## TASK OBJECTIVE
Reproduce each of the entries below line for line, with no changes.

## INPUT RECORDS
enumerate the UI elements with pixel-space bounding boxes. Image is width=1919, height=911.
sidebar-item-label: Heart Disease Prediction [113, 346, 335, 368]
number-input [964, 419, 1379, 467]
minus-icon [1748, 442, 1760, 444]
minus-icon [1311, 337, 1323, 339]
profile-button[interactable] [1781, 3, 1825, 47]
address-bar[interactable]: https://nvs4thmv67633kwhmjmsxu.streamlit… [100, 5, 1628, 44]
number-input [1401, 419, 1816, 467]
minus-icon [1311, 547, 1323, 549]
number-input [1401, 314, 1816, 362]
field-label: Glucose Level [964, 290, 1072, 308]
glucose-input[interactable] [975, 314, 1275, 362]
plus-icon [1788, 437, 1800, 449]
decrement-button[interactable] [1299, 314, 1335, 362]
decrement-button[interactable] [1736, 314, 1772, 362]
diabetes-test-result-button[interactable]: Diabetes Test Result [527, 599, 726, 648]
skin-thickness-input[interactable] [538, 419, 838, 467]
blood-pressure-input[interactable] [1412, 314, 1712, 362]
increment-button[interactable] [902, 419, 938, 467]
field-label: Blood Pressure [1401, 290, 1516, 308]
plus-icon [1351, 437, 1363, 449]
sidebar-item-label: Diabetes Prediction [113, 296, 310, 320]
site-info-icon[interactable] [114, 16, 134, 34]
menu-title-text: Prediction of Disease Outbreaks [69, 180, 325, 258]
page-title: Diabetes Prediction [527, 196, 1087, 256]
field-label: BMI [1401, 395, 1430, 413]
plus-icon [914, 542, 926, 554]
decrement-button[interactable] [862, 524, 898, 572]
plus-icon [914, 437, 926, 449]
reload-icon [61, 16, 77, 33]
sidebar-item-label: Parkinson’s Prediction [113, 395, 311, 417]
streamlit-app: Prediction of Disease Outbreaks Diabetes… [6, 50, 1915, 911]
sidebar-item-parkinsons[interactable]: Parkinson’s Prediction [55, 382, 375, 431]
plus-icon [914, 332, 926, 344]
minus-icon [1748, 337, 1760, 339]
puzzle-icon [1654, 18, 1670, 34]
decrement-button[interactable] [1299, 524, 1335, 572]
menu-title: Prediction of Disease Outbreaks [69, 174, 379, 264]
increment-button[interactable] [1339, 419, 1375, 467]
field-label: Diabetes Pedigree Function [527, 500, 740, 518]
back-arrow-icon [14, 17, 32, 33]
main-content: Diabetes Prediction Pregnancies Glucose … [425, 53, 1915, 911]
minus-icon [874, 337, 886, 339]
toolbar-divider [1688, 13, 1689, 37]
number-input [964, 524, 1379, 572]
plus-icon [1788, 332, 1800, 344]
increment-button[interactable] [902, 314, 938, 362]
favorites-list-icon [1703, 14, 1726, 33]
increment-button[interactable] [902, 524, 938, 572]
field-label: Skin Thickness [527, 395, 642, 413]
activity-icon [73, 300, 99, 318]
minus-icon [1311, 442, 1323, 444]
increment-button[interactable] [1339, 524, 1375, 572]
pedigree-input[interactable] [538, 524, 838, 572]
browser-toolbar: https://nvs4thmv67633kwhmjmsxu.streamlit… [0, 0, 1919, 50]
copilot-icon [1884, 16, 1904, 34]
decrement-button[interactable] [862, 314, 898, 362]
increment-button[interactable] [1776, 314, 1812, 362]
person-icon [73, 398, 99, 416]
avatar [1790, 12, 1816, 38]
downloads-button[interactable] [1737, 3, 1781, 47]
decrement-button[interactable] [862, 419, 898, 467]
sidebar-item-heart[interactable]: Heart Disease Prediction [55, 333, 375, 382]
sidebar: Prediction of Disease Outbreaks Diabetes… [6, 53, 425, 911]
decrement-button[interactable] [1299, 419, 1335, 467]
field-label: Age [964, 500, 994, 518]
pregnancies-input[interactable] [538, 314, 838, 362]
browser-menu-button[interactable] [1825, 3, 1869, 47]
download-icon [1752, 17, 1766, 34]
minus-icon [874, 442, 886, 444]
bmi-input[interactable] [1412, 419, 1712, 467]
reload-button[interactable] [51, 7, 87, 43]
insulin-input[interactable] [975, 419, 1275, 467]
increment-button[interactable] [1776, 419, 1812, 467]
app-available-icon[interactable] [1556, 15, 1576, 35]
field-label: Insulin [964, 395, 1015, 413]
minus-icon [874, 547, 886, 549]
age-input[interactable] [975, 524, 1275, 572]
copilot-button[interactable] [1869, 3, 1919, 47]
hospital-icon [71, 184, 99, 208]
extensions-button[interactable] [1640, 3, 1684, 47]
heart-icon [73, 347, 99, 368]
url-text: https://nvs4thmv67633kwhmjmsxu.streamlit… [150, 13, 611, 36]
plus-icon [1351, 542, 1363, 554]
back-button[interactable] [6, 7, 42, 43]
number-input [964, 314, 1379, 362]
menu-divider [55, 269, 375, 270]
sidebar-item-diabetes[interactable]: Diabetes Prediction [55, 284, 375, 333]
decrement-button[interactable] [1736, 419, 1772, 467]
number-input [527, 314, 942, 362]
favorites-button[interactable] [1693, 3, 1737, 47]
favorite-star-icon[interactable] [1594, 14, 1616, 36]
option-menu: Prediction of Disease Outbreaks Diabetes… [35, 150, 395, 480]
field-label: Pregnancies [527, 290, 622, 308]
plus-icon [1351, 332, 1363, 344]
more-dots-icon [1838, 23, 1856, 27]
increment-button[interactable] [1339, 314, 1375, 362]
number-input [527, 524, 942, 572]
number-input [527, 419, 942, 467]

## OUTPUT
enumerate the UI elements with pixel-space bounding boxes. Image is width=1919, height=911.
sidebar-item-label: Heart Disease Prediction [113, 346, 335, 368]
number-input [964, 419, 1379, 467]
minus-icon [1748, 442, 1760, 444]
minus-icon [1311, 337, 1323, 339]
profile-button[interactable] [1781, 3, 1825, 47]
address-bar[interactable]: https://nvs4thmv67633kwhmjmsxu.streamlit… [100, 5, 1628, 44]
number-input [1401, 419, 1816, 467]
minus-icon [1311, 547, 1323, 549]
number-input [1401, 314, 1816, 362]
field-label: Glucose Level [964, 290, 1072, 308]
glucose-input[interactable] [975, 314, 1275, 362]
plus-icon [1788, 437, 1800, 449]
decrement-button[interactable] [1299, 314, 1335, 362]
decrement-button[interactable] [1736, 314, 1772, 362]
diabetes-test-result-button[interactable]: Diabetes Test Result [527, 599, 726, 648]
skin-thickness-input[interactable] [538, 419, 838, 467]
blood-pressure-input[interactable] [1412, 314, 1712, 362]
increment-button[interactable] [902, 419, 938, 467]
field-label: Blood Pressure [1401, 290, 1516, 308]
plus-icon [1351, 437, 1363, 449]
sidebar-item-label: Diabetes Prediction [113, 296, 310, 320]
site-info-icon[interactable] [114, 16, 134, 34]
menu-title-text: Prediction of Disease Outbreaks [69, 180, 325, 258]
page-title: Diabetes Prediction [527, 196, 1087, 256]
field-label: BMI [1401, 395, 1430, 413]
plus-icon [914, 542, 926, 554]
decrement-button[interactable] [862, 524, 898, 572]
plus-icon [914, 437, 926, 449]
reload-icon [61, 16, 77, 33]
sidebar-item-label: Parkinson’s Prediction [113, 395, 311, 417]
streamlit-app: Prediction of Disease Outbreaks Diabetes… [6, 50, 1915, 911]
sidebar-item-parkinsons[interactable]: Parkinson’s Prediction [55, 382, 375, 431]
plus-icon [914, 332, 926, 344]
minus-icon [1748, 337, 1760, 339]
puzzle-icon [1654, 18, 1670, 34]
decrement-button[interactable] [1299, 524, 1335, 572]
menu-title: Prediction of Disease Outbreaks [69, 174, 379, 264]
increment-button[interactable] [1339, 419, 1375, 467]
field-label: Diabetes Pedigree Function [527, 500, 740, 518]
back-arrow-icon [14, 17, 32, 33]
main-content: Diabetes Prediction Pregnancies Glucose … [425, 53, 1915, 911]
minus-icon [874, 337, 886, 339]
toolbar-divider [1688, 13, 1689, 37]
number-input [964, 524, 1379, 572]
plus-icon [1788, 332, 1800, 344]
increment-button[interactable] [902, 314, 938, 362]
favorites-list-icon [1703, 14, 1726, 33]
increment-button[interactable] [902, 524, 938, 572]
field-label: Skin Thickness [527, 395, 642, 413]
activity-icon [73, 300, 99, 318]
minus-icon [1311, 442, 1323, 444]
increment-button[interactable] [1339, 524, 1375, 572]
pedigree-input[interactable] [538, 524, 838, 572]
browser-toolbar: https://nvs4thmv67633kwhmjmsxu.streamlit… [0, 0, 1919, 50]
copilot-icon [1884, 16, 1904, 34]
decrement-button[interactable] [862, 314, 898, 362]
increment-button[interactable] [1776, 314, 1812, 362]
person-icon [73, 398, 99, 416]
avatar [1790, 12, 1816, 38]
downloads-button[interactable] [1737, 3, 1781, 47]
decrement-button[interactable] [862, 419, 898, 467]
sidebar-item-heart[interactable]: Heart Disease Prediction [55, 333, 375, 382]
sidebar: Prediction of Disease Outbreaks Diabetes… [6, 53, 425, 911]
decrement-button[interactable] [1299, 419, 1335, 467]
field-label: Age [964, 500, 994, 518]
pregnancies-input[interactable] [538, 314, 838, 362]
browser-menu-button[interactable] [1825, 3, 1869, 47]
download-icon [1752, 17, 1766, 34]
minus-icon [874, 442, 886, 444]
bmi-input[interactable] [1412, 419, 1712, 467]
reload-button[interactable] [51, 7, 87, 43]
insulin-input[interactable] [975, 419, 1275, 467]
increment-button[interactable] [1776, 419, 1812, 467]
app-available-icon[interactable] [1556, 15, 1576, 35]
field-label: Insulin [964, 395, 1015, 413]
minus-icon [874, 547, 886, 549]
age-input[interactable] [975, 524, 1275, 572]
copilot-button[interactable] [1869, 3, 1919, 47]
hospital-icon [71, 184, 99, 208]
extensions-button[interactable] [1640, 3, 1684, 47]
heart-icon [73, 347, 99, 368]
url-text: https://nvs4thmv67633kwhmjmsxu.streamlit… [150, 13, 611, 36]
plus-icon [1351, 542, 1363, 554]
back-button[interactable] [6, 7, 42, 43]
number-input [964, 314, 1379, 362]
menu-divider [55, 269, 375, 270]
sidebar-item-diabetes[interactable]: Diabetes Prediction [55, 284, 375, 333]
decrement-button[interactable] [1736, 419, 1772, 467]
number-input [527, 314, 942, 362]
favorites-button[interactable] [1693, 3, 1737, 47]
favorite-star-icon[interactable] [1594, 14, 1616, 36]
option-menu: Prediction of Disease Outbreaks Diabetes… [35, 150, 395, 480]
field-label: Pregnancies [527, 290, 622, 308]
plus-icon [1351, 332, 1363, 344]
more-dots-icon [1838, 23, 1856, 27]
increment-button[interactable] [1339, 314, 1375, 362]
number-input [527, 524, 942, 572]
number-input [527, 419, 942, 467]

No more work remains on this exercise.